[start of EXTRACTED INFORMATION]

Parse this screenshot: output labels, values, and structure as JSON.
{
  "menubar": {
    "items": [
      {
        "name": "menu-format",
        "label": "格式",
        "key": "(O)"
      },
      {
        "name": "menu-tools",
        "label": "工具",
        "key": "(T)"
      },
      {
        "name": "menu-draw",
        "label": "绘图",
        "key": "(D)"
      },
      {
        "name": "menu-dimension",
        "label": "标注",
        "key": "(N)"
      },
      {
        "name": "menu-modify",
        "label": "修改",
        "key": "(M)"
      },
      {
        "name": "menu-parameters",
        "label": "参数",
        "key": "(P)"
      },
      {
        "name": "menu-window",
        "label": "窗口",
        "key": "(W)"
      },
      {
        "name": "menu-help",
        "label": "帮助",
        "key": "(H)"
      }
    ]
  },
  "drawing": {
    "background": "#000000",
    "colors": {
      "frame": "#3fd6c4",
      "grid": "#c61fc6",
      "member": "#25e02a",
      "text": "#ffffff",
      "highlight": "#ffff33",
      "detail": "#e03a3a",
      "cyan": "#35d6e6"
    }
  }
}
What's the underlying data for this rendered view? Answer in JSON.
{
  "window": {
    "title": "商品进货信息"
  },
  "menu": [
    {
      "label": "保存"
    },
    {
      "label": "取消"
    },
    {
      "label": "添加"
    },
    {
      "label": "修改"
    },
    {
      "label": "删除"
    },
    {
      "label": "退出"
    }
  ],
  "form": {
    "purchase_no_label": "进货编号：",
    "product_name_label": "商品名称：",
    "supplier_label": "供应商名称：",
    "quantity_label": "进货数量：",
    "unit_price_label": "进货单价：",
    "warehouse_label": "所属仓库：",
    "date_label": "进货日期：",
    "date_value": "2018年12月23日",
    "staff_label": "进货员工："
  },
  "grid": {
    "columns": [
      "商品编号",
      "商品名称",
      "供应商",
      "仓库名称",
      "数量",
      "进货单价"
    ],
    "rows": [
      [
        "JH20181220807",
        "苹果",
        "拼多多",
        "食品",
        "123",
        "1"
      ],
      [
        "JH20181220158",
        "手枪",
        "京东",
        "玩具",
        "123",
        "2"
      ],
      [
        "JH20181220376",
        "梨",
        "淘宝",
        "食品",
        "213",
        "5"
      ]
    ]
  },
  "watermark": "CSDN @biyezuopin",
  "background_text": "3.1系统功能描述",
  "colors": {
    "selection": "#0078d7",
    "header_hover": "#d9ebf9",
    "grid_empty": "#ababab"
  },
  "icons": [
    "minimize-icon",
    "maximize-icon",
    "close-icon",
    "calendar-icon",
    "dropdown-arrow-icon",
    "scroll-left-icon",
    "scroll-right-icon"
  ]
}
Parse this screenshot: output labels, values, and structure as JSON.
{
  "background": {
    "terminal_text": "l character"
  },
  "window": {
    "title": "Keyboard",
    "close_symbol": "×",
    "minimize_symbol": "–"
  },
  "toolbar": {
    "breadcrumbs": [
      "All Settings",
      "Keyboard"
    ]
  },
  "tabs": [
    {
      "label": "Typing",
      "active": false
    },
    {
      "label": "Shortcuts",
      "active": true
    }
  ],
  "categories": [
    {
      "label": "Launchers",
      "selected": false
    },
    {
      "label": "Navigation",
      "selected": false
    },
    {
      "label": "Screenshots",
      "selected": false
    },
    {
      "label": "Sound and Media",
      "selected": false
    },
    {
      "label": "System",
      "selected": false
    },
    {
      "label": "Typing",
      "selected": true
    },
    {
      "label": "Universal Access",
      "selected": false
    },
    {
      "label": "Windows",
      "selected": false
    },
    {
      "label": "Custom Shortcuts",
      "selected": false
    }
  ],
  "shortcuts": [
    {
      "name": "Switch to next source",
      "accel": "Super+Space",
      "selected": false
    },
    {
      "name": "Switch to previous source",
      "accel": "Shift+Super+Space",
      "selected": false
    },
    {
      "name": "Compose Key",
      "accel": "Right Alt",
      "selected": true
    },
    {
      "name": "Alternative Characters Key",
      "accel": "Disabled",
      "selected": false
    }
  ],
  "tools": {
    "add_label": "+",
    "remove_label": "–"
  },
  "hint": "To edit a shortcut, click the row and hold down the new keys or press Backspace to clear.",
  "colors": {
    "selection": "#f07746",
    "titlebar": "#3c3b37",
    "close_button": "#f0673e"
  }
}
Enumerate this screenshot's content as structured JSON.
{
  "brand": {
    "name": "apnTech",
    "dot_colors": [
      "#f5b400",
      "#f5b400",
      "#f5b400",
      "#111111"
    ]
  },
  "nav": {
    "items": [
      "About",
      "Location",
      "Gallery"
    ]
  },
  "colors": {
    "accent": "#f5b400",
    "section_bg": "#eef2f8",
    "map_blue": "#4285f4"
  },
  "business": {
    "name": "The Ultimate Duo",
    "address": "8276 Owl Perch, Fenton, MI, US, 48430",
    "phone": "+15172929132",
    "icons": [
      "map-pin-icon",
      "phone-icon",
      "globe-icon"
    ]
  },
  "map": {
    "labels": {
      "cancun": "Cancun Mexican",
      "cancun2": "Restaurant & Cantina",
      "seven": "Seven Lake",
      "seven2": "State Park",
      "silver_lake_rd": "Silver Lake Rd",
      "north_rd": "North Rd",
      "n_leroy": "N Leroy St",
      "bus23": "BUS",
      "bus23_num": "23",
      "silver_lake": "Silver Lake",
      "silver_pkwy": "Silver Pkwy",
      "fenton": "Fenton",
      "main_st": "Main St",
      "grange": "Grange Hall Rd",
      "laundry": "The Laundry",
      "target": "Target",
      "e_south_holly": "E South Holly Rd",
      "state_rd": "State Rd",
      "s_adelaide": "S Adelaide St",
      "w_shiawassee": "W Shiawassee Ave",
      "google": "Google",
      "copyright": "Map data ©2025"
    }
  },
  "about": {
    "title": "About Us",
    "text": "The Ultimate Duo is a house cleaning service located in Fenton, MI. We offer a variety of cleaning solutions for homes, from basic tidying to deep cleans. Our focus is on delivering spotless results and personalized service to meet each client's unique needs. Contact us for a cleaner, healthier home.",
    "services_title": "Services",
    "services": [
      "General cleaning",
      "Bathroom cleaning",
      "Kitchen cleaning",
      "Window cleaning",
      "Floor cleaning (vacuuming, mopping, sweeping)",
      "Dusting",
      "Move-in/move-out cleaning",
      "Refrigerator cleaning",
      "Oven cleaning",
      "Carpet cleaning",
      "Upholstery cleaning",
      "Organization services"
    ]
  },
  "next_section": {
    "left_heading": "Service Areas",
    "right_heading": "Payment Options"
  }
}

[end of EXTRACTED INFORMATION]

__DESCRIPTION OF THE TASK__:
Look for the word "this" in every line of the listing and copy the lines that have it.

__THE OUTPUT__:
Parse this screenshot: output labels, values, and structure as JSON.
What's the underlying data for this rendered view? Answer in JSON.
Parse this screenshot: output labels, values, and structure as JSON.
Enumerate this screenshot's content as structured JSON.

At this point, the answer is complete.